> _Given text_

To Whom It May Concern:

 

I have been holding all of this anger in the pit of my stomach for as long as I can remember.  The thing about anger is that it can twist you up into an unrecognizable monster, and I am no exception.  So, in the interest of healing I have decided to post an open letter to whom it may concern, or to whom it may not.

 

When I was a little girl I found myself following other little girls around school, the playground, or anywhere else they may have been.  I always knew that I loved women.  I admired their strength. I found them graceful, elegant, and brilliant.  Women were and are the center of my universe.  This is not to say that I admire women in a purely sexual fashion.  These feelings are far older than that.  I loved women before I knew what sex was. No, it is something more instinctive than sexual desire.  I love women for everything that they are, everything that they do, and everything that they are not.  I have loved my acquaintances, friends, and lovers with equal regard.  Not all of my friends have been my lovers, and not all of my lovers have been my friends.  This may be that part of myself that I have never been able to express in the right way.  This may be the one thing that heterosexuals do not understand.  I do love all women, but I do not love them all in a sexual way.  In this regard heterosexuals believe that homosexual equates sexual. 

 

I am a sexual being.  So is everyone else.  I also have feelings and ambitions.  So does everyone else.  I do not love every woman in an intimate way, but I do love them in other ways.  When I am nice to, or befriend a woman it is often thought that I am interested in them in a ‘homosexual’ way.  This makes friendships difficult to maintain.  Other women can be friends with each other, share secrets, and their time.  I am on the outside of such activities because it is assumed that I am a deviant of some kind.  As if I see the world through a narrow pane of self-gratification.  It is difficult being an ambassador. 

 

The people that I love think of me as a predator.  People are afraid to bring their children near me, as if I possess evil persuasive powers.  As if I will damage them in some way.  Sure, there are the secretive societal whispers.  I’m positive that you have heard them in school, church, or over lunch at a diner.  “Homosexuals have an agenda to convert the devout and lead them down the primrose path of destruction.”  I have heard them as well. 

 

I used to sit in church, listening to the minister speak of homosexuals as an abomination of god. I was confused.  Just a few breaths earlier he was saying that humans were created in god’s image.  So, what does he mean exactly?  Does god’s image include everyone?  Is the minister just talking about ‘normal’ people?  I also wondered why god would permit half of the planet to treat the other half so poorly.  Is god that cruel?  Is this god’s image?  I guess that I have a lot of questions about god, a lot of questions about mankind.  Should the word kind be attached to the word man?

> _Data entries_
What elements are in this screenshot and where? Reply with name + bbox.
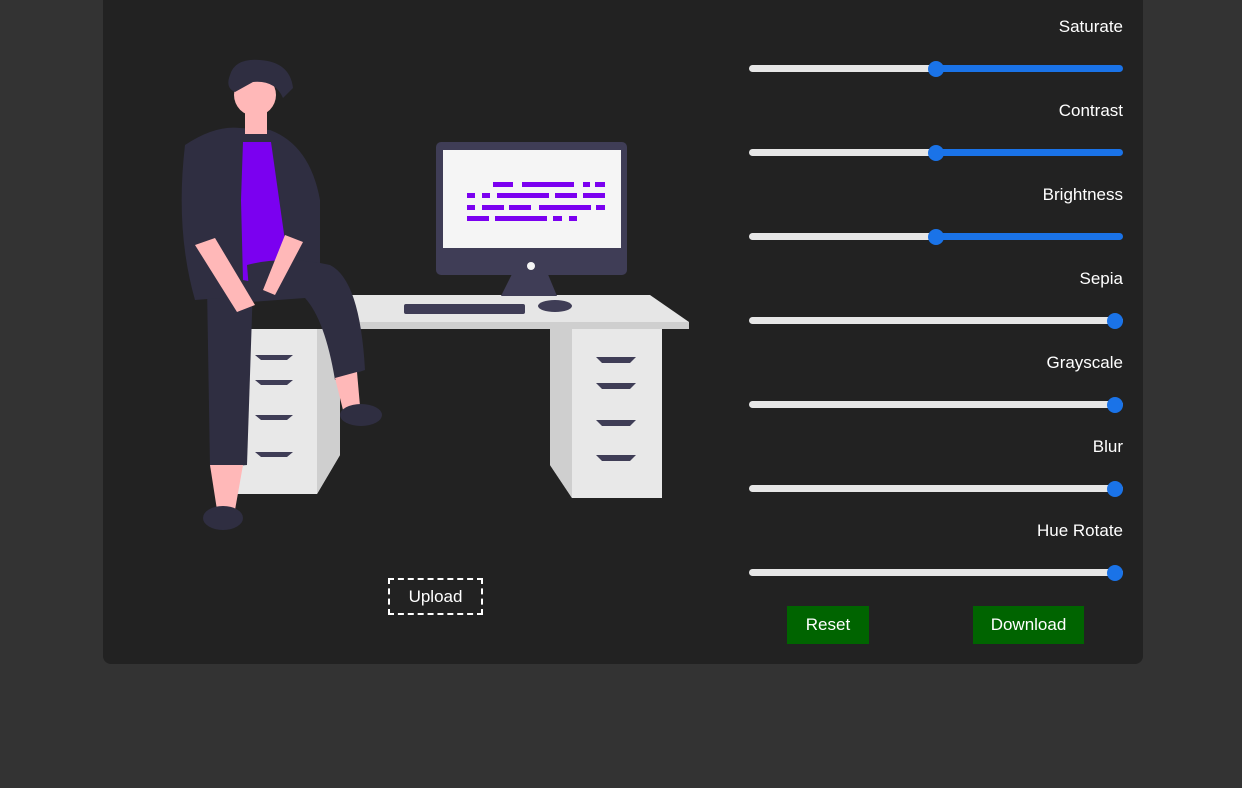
download-button[interactable]: Download — [973, 606, 1084, 644]
hue-rotate-control: Hue Rotate — [745, 504, 1125, 588]
saturate-slider[interactable] — [749, 61, 1123, 77]
right-cabinet-side — [550, 329, 572, 498]
upload-button[interactable]: Upload — [388, 578, 483, 615]
slider-track-filled — [749, 401, 1123, 408]
slider-thumb[interactable] — [1107, 397, 1123, 413]
grayscale-slider[interactable] — [749, 397, 1123, 413]
slider-track-filled — [749, 317, 1123, 324]
desk-edge — [335, 322, 689, 329]
person-back-shoe — [203, 506, 243, 530]
person-back-shin — [210, 465, 243, 510]
contrast-label: Contrast — [1058, 101, 1123, 120]
reset-button[interactable]: Reset — [787, 606, 869, 644]
blur-label: Blur — [1092, 437, 1123, 456]
hue-rotate-label: Hue Rotate — [1037, 521, 1123, 540]
brightness-control: Brightness — [745, 168, 1125, 252]
slider-track-filled — [749, 149, 936, 156]
person-front-shoe — [340, 404, 382, 426]
slider-track-filled — [749, 233, 936, 240]
preview-illustration — [181, 59, 689, 530]
monitor-screen — [443, 150, 621, 248]
saturate-control: Saturate — [745, 0, 1125, 84]
slider-track-filled — [749, 485, 1123, 492]
monitor-stand — [501, 272, 557, 296]
sepia-label: Sepia — [1079, 269, 1123, 288]
brightness-label: Brightness — [1042, 185, 1123, 204]
blur-control: Blur — [745, 420, 1125, 504]
slider-thumb[interactable] — [1107, 565, 1123, 581]
slider-track-remaining — [936, 233, 1123, 240]
slider-track-remaining — [936, 65, 1123, 72]
grayscale-label: Grayscale — [1046, 353, 1123, 372]
sepia-slider[interactable] — [749, 313, 1123, 329]
slider-thumb[interactable] — [1107, 313, 1123, 329]
person-back-leg — [207, 285, 253, 468]
brightness-slider[interactable] — [749, 229, 1123, 245]
hue-rotate-slider[interactable] — [749, 565, 1123, 581]
contrast-slider[interactable] — [749, 145, 1123, 161]
slider-thumb[interactable] — [928, 229, 944, 245]
slider-thumb[interactable] — [1107, 481, 1123, 497]
grayscale-control: Grayscale — [745, 336, 1125, 420]
mouse — [538, 300, 572, 312]
blur-slider[interactable] — [749, 481, 1123, 497]
contrast-control: Contrast — [745, 84, 1125, 168]
slider-track-remaining — [936, 149, 1123, 156]
slider-track-filled — [749, 65, 936, 72]
slider-thumb[interactable] — [928, 61, 944, 77]
keyboard — [404, 304, 525, 314]
monitor-power-dot — [527, 262, 535, 270]
sepia-control: Sepia — [745, 252, 1125, 336]
slider-thumb[interactable] — [928, 145, 944, 161]
saturate-label: Saturate — [1058, 17, 1123, 36]
slider-track-filled — [749, 569, 1123, 576]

> _Required tasks_
1. Print the passage of the open letter starting at "I have been" and ending at "it may not.".
2. In the open letter, what did the minister call homosexuals?

> _Answers below_
1.
I have been holding all of this anger in the pit of my stomach for as long as I can remember.  The thing about anger is that it can twist you up into an unrecognizable monster, and I am no exception.  So, in the interest of healing I have decided to post an open letter to whom it may concern, or to whom it may not.

2. An abomination of god.